Set exercise: Reproduce the material word for word; the images stay out.

The data:

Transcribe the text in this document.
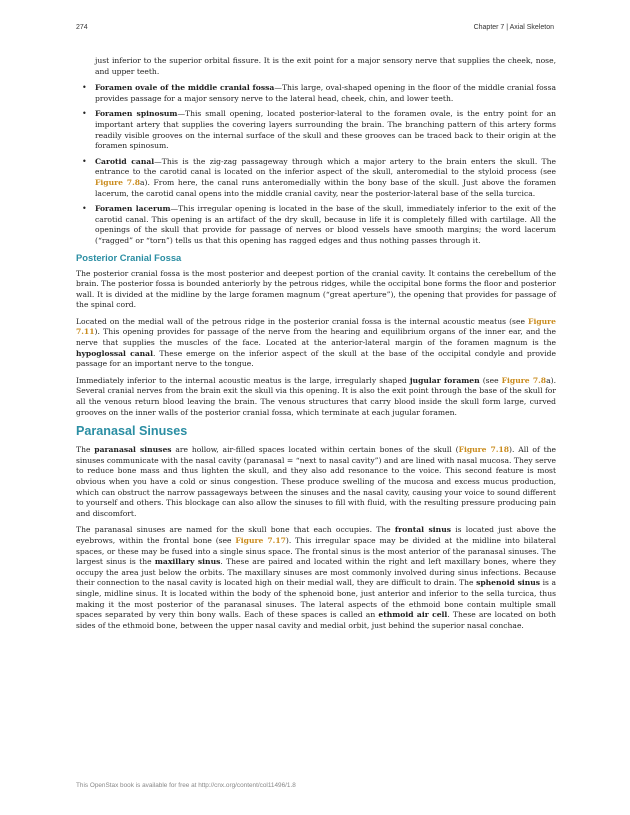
274	Chapter 7 | Axial Skeleton

just inferior to the superior orbital fissure. It is the exit point for a major sensory nerve that supplies the cheek, nose, and upper teeth.

• Foramen ovale of the middle cranial fossa—This large, oval-shaped opening in the floor of the middle cranial fossa provides passage for a major sensory nerve to the lateral head, cheek, chin, and lower teeth.
• Foramen spinosum—This small opening, located posterior-lateral to the foramen ovale, is the entry point for an important artery that supplies the covering layers surrounding the brain. The branching pattern of this artery forms readily visible grooves on the internal surface of the skull and these grooves can be traced back to their origin at the foramen spinosum.
• Carotid canal—This is the zig-zag passageway through which a major artery to the brain enters the skull. The entrance to the carotid canal is located on the inferior aspect of the skull, anteromedial to the styloid process (see Figure 7.8a). From here, the canal runs anteromedially within the bony base of the skull. Just above the foramen lacerum, the carotid canal opens into the middle cranial cavity, near the posterior-lateral base of the sella turcica.
• Foramen lacerum—This irregular opening is located in the base of the skull, immediately inferior to the exit of the carotid canal. This opening is an artifact of the dry skull, because in life it is completely filled with cartilage. All the openings of the skull that provide for passage of nerves or blood vessels have smooth margins; the word lacerum (“ragged” or “torn”) tells us that this opening has ragged edges and thus nothing passes through it.
Posterior Cranial Fossa

The posterior cranial fossa is the most posterior and deepest portion of the cranial cavity. It contains the cerebellum of the brain. The posterior fossa is bounded anteriorly by the petrous ridges, while the occipital bone forms the floor and posterior wall. It is divided at the midline by the large foramen magnum (“great aperture”), the opening that provides for passage of the spinal cord.

Located on the medial wall of the petrous ridge in the posterior cranial fossa is the internal acoustic meatus (see Figure 7.11). This opening provides for passage of the nerve from the hearing and equilibrium organs of the inner ear, and the nerve that supplies the muscles of the face. Located at the anterior-lateral margin of the foramen magnum is the hypoglossal canal. These emerge on the inferior aspect of the skull at the base of the occipital condyle and provide passage for an important nerve to the tongue.

Immediately inferior to the internal acoustic meatus is the large, irregularly shaped jugular foramen (see Figure 7.8a). Several cranial nerves from the brain exit the skull via this opening. It is also the exit point through the base of the skull for all the venous return blood leaving the brain. The venous structures that carry blood inside the skull form large, curved grooves on the inner walls of the posterior cranial fossa, which terminate at each jugular foramen.

Paranasal Sinuses

The paranasal sinuses are hollow, air-filled spaces located within certain bones of the skull (Figure 7.18). All of the sinuses communicate with the nasal cavity (paranasal = “next to nasal cavity”) and are lined with nasal mucosa. They serve to reduce bone mass and thus lighten the skull, and they also add resonance to the voice. This second feature is most obvious when you have a cold or sinus congestion. These produce swelling of the mucosa and excess mucus production, which can obstruct the narrow passageways between the sinuses and the nasal cavity, causing your voice to sound different to yourself and others. This blockage can also allow the sinuses to fill with fluid, with the resulting pressure producing pain and discomfort.

The paranasal sinuses are named for the skull bone that each occupies. The frontal sinus is located just above the eyebrows, within the frontal bone (see Figure 7.17). This irregular space may be divided at the midline into bilateral spaces, or these may be fused into a single sinus space. The frontal sinus is the most anterior of the paranasal sinuses. The largest sinus is the maxillary sinus. These are paired and located within the right and left maxillary bones, where they occupy the area just below the orbits. The maxillary sinuses are most commonly involved during sinus infections. Because their connection to the nasal cavity is located high on their medial wall, they are difficult to drain. The sphenoid sinus is a single, midline sinus. It is located within the body of the sphenoid bone, just anterior and inferior to the sella turcica, thus making it the most posterior of the paranasal sinuses. The lateral aspects of the ethmoid bone contain multiple small spaces separated by very thin bony walls. Each of these spaces is called an ethmoid air cell. These are located on both sides of the ethmoid bone, between the upper nasal cavity and medial orbit, just behind the superior nasal conchae.

This OpenStax book is available for free at http://cnx.org/content/col11496/1.8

Exercise output:
Transcribe the text in this document.
274	Chapter 7 | Axial Skeleton

just inferior to the superior orbital fissure. It is the exit point for a major sensory nerve that supplies the cheek, nose, and upper teeth.

• Foramen ovale of the middle cranial fossa—This large, oval-shaped opening in the floor of the middle cranial fossa provides passage for a major sensory nerve to the lateral head, cheek, chin, and lower teeth.
• Foramen spinosum—This small opening, located posterior-lateral to the foramen ovale, is the entry point for an important artery that supplies the covering layers surrounding the brain. The branching pattern of this artery forms readily visible grooves on the internal surface of the skull and these grooves can be traced back to their origin at the foramen spinosum.
• Carotid canal—This is the zig-zag passageway through which a major artery to the brain enters the skull. The entrance to the carotid canal is located on the inferior aspect of the skull, anteromedial to the styloid process (see Figure 7.8a). From here, the canal runs anteromedially within the bony base of the skull. Just above the foramen lacerum, the carotid canal opens into the middle cranial cavity, near the posterior-lateral base of the sella turcica.
• Foramen lacerum—This irregular opening is located in the base of the skull, immediately inferior to the exit of the carotid canal. This opening is an artifact of the dry skull, because in life it is completely filled with cartilage. All the openings of the skull that provide for passage of nerves or blood vessels have smooth margins; the word lacerum (“ragged” or “torn”) tells us that this opening has ragged edges and thus nothing passes through it.
Posterior Cranial Fossa

The posterior cranial fossa is the most posterior and deepest portion of the cranial cavity. It contains the cerebellum of the brain. The posterior fossa is bounded anteriorly by the petrous ridges, while the occipital bone forms the floor and posterior wall. It is divided at the midline by the large foramen magnum (“great aperture”), the opening that provides for passage of the spinal cord.

Located on the medial wall of the petrous ridge in the posterior cranial fossa is the internal acoustic meatus (see Figure 7.11). This opening provides for passage of the nerve from the hearing and equilibrium organs of the inner ear, and the nerve that supplies the muscles of the face. Located at the anterior-lateral margin of the foramen magnum is the hypoglossal canal. These emerge on the inferior aspect of the skull at the base of the occipital condyle and provide passage for an important nerve to the tongue.

Immediately inferior to the internal acoustic meatus is the large, irregularly shaped jugular foramen (see Figure 7.8a). Several cranial nerves from the brain exit the skull via this opening. It is also the exit point through the base of the skull for all the venous return blood leaving the brain. The venous structures that carry blood inside the skull form large, curved grooves on the inner walls of the posterior cranial fossa, which terminate at each jugular foramen.

Paranasal Sinuses

The paranasal sinuses are hollow, air-filled spaces located within certain bones of the skull (Figure 7.18). All of the sinuses communicate with the nasal cavity (paranasal = “next to nasal cavity”) and are lined with nasal mucosa. They serve to reduce bone mass and thus lighten the skull, and they also add resonance to the voice. This second feature is most obvious when you have a cold or sinus congestion. These produce swelling of the mucosa and excess mucus production, which can obstruct the narrow passageways between the sinuses and the nasal cavity, causing your voice to sound different to yourself and others. This blockage can also allow the sinuses to fill with fluid, with the resulting pressure producing pain and discomfort.

The paranasal sinuses are named for the skull bone that each occupies. The frontal sinus is located just above the eyebrows, within the frontal bone (see Figure 7.17). This irregular space may be divided at the midline into bilateral spaces, or these may be fused into a single sinus space. The frontal sinus is the most anterior of the paranasal sinuses. The largest sinus is the maxillary sinus. These are paired and located within the right and left maxillary bones, where they occupy the area just below the orbits. The maxillary sinuses are most commonly involved during sinus infections. Because their connection to the nasal cavity is located high on their medial wall, they are difficult to drain. The sphenoid sinus is a single, midline sinus. It is located within the body of the sphenoid bone, just anterior and inferior to the sella turcica, thus making it the most posterior of the paranasal sinuses. The lateral aspects of the ethmoid bone contain multiple small spaces separated by very thin bony walls. Each of these spaces is called an ethmoid air cell. These are located on both sides of the ethmoid bone, between the upper nasal cavity and medial orbit, just behind the superior nasal conchae.

This OpenStax book is available for free at http://cnx.org/content/col11496/1.8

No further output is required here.